Stored data entries
______________________________

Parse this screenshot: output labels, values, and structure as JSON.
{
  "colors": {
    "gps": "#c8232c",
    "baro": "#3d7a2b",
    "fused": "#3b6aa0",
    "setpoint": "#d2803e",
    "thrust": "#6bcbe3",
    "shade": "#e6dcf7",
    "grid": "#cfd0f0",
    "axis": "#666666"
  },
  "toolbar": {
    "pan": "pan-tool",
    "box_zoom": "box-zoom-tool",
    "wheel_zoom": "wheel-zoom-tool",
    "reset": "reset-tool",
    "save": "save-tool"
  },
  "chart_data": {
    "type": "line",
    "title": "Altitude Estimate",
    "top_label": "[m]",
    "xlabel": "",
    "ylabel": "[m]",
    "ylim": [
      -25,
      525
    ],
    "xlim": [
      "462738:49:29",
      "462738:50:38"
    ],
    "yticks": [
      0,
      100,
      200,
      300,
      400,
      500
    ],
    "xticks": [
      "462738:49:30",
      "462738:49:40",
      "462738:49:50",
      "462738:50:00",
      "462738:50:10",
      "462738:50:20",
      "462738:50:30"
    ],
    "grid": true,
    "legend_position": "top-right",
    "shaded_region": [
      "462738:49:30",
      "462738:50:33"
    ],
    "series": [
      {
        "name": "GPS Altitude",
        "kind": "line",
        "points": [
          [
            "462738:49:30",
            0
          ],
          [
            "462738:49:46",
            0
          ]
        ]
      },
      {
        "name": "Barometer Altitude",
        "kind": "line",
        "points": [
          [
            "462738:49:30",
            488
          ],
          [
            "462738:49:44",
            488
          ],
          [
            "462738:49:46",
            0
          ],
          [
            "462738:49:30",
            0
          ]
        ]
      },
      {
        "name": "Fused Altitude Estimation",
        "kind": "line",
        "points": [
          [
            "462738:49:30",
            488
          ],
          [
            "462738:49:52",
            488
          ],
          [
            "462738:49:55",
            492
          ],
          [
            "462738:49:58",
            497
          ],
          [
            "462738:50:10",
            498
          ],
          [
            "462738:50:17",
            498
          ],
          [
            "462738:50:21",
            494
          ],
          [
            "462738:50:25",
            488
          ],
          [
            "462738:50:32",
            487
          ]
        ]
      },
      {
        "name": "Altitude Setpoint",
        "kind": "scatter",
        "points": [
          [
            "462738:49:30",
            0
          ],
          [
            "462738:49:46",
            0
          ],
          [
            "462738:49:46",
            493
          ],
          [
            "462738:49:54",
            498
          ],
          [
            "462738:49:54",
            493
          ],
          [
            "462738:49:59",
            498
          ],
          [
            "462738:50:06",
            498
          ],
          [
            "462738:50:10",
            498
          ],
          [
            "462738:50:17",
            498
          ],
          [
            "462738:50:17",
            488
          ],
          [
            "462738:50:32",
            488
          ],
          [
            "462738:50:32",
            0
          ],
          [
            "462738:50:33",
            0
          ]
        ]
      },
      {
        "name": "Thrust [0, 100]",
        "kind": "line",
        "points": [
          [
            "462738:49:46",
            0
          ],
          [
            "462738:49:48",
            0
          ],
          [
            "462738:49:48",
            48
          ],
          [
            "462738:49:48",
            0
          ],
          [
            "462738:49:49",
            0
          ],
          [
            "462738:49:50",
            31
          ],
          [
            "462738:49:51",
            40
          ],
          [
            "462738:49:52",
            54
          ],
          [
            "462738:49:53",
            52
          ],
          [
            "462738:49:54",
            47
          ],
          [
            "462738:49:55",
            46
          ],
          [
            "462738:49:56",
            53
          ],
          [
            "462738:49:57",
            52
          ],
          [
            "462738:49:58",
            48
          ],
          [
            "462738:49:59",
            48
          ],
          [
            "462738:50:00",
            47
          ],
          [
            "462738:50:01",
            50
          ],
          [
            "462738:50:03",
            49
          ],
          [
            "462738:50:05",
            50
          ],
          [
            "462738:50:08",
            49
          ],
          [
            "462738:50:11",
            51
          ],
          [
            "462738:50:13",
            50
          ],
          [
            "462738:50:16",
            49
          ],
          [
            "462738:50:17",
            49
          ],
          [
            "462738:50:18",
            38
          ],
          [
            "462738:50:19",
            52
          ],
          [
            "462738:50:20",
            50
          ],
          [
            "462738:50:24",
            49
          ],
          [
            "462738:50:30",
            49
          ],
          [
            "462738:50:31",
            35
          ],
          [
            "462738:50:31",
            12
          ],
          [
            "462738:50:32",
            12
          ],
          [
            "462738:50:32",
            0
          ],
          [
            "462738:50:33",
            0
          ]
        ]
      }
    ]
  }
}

______________________________

--- Exercise description ---
Each line of the material must be restated exactly.

--- Result of the exercise ---
Parse this screenshot: output labels, values, and structure as JSON.
{
  "colors": {
    "gps": "#c8232c",
    "baro": "#3d7a2b",
    "fused": "#3b6aa0",
    "setpoint": "#d2803e",
    "thrust": "#6bcbe3",
    "shade": "#e6dcf7",
    "grid": "#cfd0f0",
    "axis": "#666666"
  },
  "toolbar": {
    "pan": "pan-tool",
    "box_zoom": "box-zoom-tool",
    "wheel_zoom": "wheel-zoom-tool",
    "reset": "reset-tool",
    "save": "save-tool"
  },
  "chart_data": {
    "type": "line",
    "title": "Altitude Estimate",
    "top_label": "[m]",
    "xlabel": "",
    "ylabel": "[m]",
    "ylim": [
      -25,
      525
    ],
    "xlim": [
      "462738:49:29",
      "462738:50:38"
    ],
    "yticks": [
      0,
      100,
      200,
      300,
      400,
      500
    ],
    "xticks": [
      "462738:49:30",
      "462738:49:40",
      "462738:49:50",
      "462738:50:00",
      "462738:50:10",
      "462738:50:20",
      "462738:50:30"
    ],
    "grid": true,
    "legend_position": "top-right",
    "shaded_region": [
      "462738:49:30",
      "462738:50:33"
    ],
    "series": [
      {
        "name": "GPS Altitude",
        "kind": "line",
        "points": [
          [
            "462738:49:30",
            0
          ],
          [
            "462738:49:46",
            0
          ]
        ]
      },
      {
        "name": "Barometer Altitude",
        "kind": "line",
        "points": [
          [
            "462738:49:30",
            488
          ],
          [
            "462738:49:44",
            488
          ],
          [
            "462738:49:46",
            0
          ],
          [
            "462738:49:30",
            0
          ]
        ]
      },
      {
        "name": "Fused Altitude Estimation",
        "kind": "line",
        "points": [
          [
            "462738:49:30",
            488
          ],
          [
            "462738:49:52",
            488
          ],
          [
            "462738:49:55",
            492
          ],
          [
            "462738:49:58",
            497
          ],
          [
            "462738:50:10",
            498
          ],
          [
            "462738:50:17",
            498
          ],
          [
            "462738:50:21",
            494
          ],
          [
            "462738:50:25",
            488
          ],
          [
            "462738:50:32",
            487
          ]
        ]
      },
      {
        "name": "Altitude Setpoint",
        "kind": "scatter",
        "points": [
          [
            "462738:49:30",
            0
          ],
          [
            "462738:49:46",
            0
          ],
          [
            "462738:49:46",
            493
          ],
          [
            "462738:49:54",
            498
          ],
          [
            "462738:49:54",
            493
          ],
          [
            "462738:49:59",
            498
          ],
          [
            "462738:50:06",
            498
          ],
          [
            "462738:50:10",
            498
          ],
          [
            "462738:50:17",
            498
          ],
          [
            "462738:50:17",
            488
          ],
          [
            "462738:50:32",
            488
          ],
          [
            "462738:50:32",
            0
          ],
          [
            "462738:50:33",
            0
          ]
        ]
      },
      {
        "name": "Thrust [0, 100]",
        "kind": "line",
        "points": [
          [
            "462738:49:46",
            0
          ],
          [
            "462738:49:48",
            0
          ],
          [
            "462738:49:48",
            48
          ],
          [
            "462738:49:48",
            0
          ],
          [
            "462738:49:49",
            0
          ],
          [
            "462738:49:50",
            31
          ],
          [
            "462738:49:51",
            40
          ],
          [
            "462738:49:52",
            54
          ],
          [
            "462738:49:53",
            52
          ],
          [
            "462738:49:54",
            47
          ],
          [
            "462738:49:55",
            46
          ],
          [
            "462738:49:56",
            53
          ],
          [
            "462738:49:57",
            52
          ],
          [
            "462738:49:58",
            48
          ],
          [
            "462738:49:59",
            48
          ],
          [
            "462738:50:00",
            47
          ],
          [
            "462738:50:01",
            50
          ],
          [
            "462738:50:03",
            49
          ],
          [
            "462738:50:05",
            50
          ],
          [
            "462738:50:08",
            49
          ],
          [
            "462738:50:11",
            51
          ],
          [
            "462738:50:13",
            50
          ],
          [
            "462738:50:16",
            49
          ],
          [
            "462738:50:17",
            49
          ],
          [
            "462738:50:18",
            38
          ],
          [
            "462738:50:19",
            52
          ],
          [
            "462738:50:20",
            50
          ],
          [
            "462738:50:24",
            49
          ],
          [
            "462738:50:30",
            49
          ],
          [
            "462738:50:31",
            35
          ],
          [
            "462738:50:31",
            12
          ],
          [
            "462738:50:32",
            12
          ],
          [
            "462738:50:32",
            0
          ],
          [
            "462738:50:33",
            0
          ]
        ]
      }
    ]
  }
}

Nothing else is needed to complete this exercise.